What to produce
Wherever a line holds the string "name", copy that line.

— Begin Records —

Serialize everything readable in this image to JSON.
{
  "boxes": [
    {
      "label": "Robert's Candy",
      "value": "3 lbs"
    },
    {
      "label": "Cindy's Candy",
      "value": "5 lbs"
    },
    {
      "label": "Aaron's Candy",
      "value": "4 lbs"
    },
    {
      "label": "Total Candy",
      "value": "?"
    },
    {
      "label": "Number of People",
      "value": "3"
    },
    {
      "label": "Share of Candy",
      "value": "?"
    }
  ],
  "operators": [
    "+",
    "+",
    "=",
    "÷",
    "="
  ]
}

— End Records —
— Begin Records —

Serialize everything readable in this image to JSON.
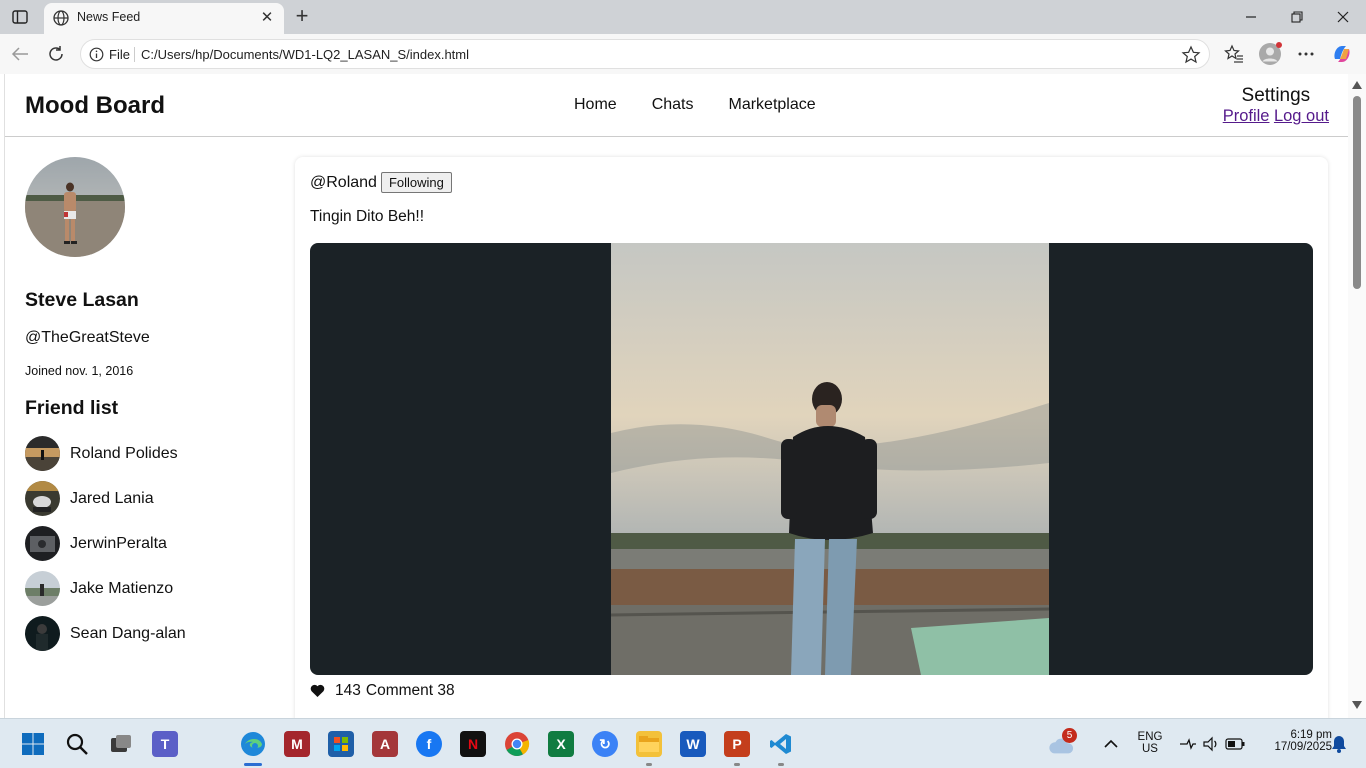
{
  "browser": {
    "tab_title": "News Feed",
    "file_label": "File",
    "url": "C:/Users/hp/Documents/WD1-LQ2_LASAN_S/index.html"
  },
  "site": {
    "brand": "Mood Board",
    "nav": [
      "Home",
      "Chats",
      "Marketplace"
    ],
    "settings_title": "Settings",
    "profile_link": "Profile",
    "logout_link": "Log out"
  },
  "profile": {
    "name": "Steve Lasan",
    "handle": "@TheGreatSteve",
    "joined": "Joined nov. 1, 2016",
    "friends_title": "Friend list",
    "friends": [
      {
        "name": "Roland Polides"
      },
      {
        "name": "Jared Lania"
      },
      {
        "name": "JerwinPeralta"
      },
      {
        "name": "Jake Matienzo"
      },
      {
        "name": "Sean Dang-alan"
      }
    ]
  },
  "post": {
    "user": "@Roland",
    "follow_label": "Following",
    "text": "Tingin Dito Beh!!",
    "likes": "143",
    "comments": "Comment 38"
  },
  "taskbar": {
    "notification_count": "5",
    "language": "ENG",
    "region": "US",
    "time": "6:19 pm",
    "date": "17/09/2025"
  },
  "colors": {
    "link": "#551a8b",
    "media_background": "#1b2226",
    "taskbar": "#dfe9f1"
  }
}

— End Records —

Correct answer
    "name": "Steve Lasan",
        "name": "Roland Polides"
        "name": "Jared Lania"
        "name": "JerwinPeralta"
        "name": "Jake Matienzo"
        "name": "Sean Dang-alan"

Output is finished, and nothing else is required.